◆ **Problem statement**:
Every line from the one that holds "What data populates" through the final line should be returned exactly. Omit the pictures.

◆ **Supplied data**:
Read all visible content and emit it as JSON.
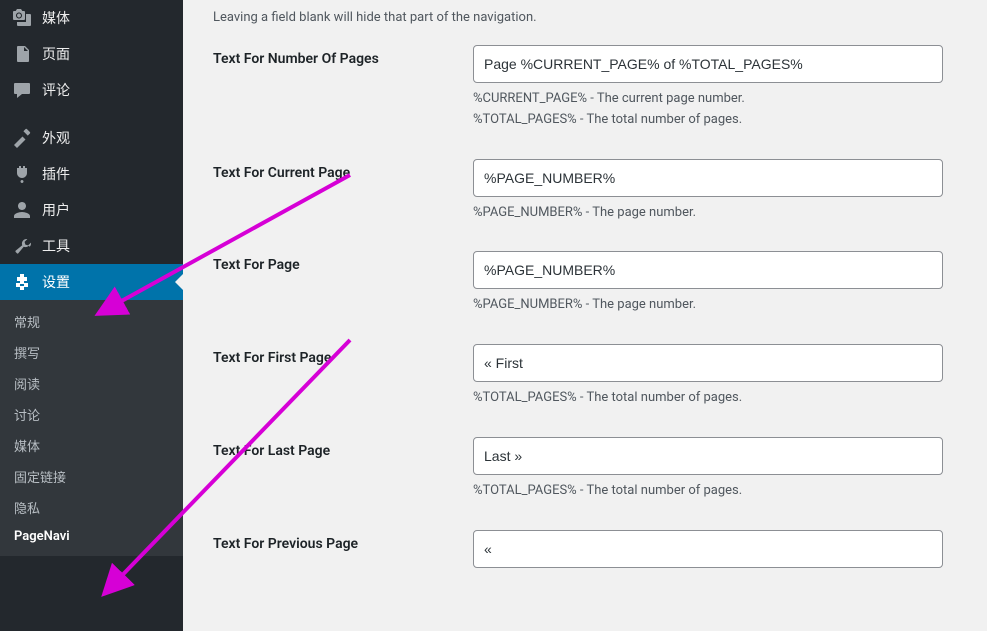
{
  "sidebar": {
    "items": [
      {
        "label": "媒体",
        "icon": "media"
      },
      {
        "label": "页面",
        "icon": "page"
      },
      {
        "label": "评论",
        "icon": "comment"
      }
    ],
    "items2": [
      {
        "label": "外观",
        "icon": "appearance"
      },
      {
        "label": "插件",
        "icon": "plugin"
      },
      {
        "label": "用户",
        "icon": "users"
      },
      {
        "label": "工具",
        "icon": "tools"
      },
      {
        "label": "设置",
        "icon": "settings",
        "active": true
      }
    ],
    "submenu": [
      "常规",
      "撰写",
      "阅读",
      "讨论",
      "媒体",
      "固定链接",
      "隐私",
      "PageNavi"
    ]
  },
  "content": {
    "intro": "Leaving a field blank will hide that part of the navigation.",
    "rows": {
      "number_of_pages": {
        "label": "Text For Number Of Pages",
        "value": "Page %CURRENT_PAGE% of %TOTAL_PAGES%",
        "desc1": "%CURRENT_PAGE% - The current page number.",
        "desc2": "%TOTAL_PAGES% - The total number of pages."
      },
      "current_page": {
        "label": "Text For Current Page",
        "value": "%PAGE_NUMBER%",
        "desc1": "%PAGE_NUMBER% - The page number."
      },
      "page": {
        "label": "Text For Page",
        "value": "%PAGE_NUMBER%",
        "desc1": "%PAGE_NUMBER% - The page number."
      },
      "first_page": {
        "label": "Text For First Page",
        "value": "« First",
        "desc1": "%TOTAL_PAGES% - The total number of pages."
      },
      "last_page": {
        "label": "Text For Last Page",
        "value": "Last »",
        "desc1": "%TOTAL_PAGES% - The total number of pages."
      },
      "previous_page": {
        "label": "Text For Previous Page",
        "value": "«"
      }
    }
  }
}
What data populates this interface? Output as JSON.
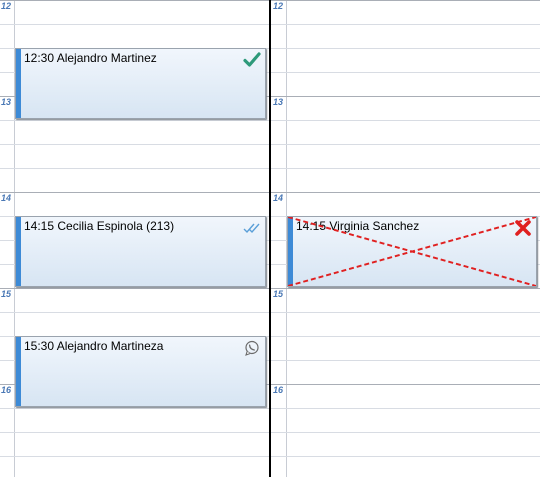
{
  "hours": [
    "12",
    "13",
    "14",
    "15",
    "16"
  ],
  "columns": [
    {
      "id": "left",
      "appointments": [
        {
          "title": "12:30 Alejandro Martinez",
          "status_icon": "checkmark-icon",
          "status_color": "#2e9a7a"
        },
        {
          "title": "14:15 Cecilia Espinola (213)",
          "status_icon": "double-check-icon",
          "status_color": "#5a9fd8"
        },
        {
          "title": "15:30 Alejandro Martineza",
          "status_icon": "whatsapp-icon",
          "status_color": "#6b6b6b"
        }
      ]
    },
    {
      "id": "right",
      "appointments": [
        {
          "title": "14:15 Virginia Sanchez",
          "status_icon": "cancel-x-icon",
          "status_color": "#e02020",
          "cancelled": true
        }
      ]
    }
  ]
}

◆ **Written answer**:
What data populates this interface? Output as JSON.
{
  "hours": [
    "12",
    "13",
    "14",
    "15",
    "16"
  ],
  "columns": [
    {
      "id": "left",
      "appointments": [
        {
          "title": "12:30 Alejandro Martinez",
          "status_icon": "checkmark-icon",
          "status_color": "#2e9a7a"
        },
        {
          "title": "14:15 Cecilia Espinola (213)",
          "status_icon": "double-check-icon",
          "status_color": "#5a9fd8"
        },
        {
          "title": "15:30 Alejandro Martineza",
          "status_icon": "whatsapp-icon",
          "status_color": "#6b6b6b"
        }
      ]
    },
    {
      "id": "right",
      "appointments": [
        {
          "title": "14:15 Virginia Sanchez",
          "status_icon": "cancel-x-icon",
          "status_color": "#e02020",
          "cancelled": true
        }
      ]
    }
  ]
}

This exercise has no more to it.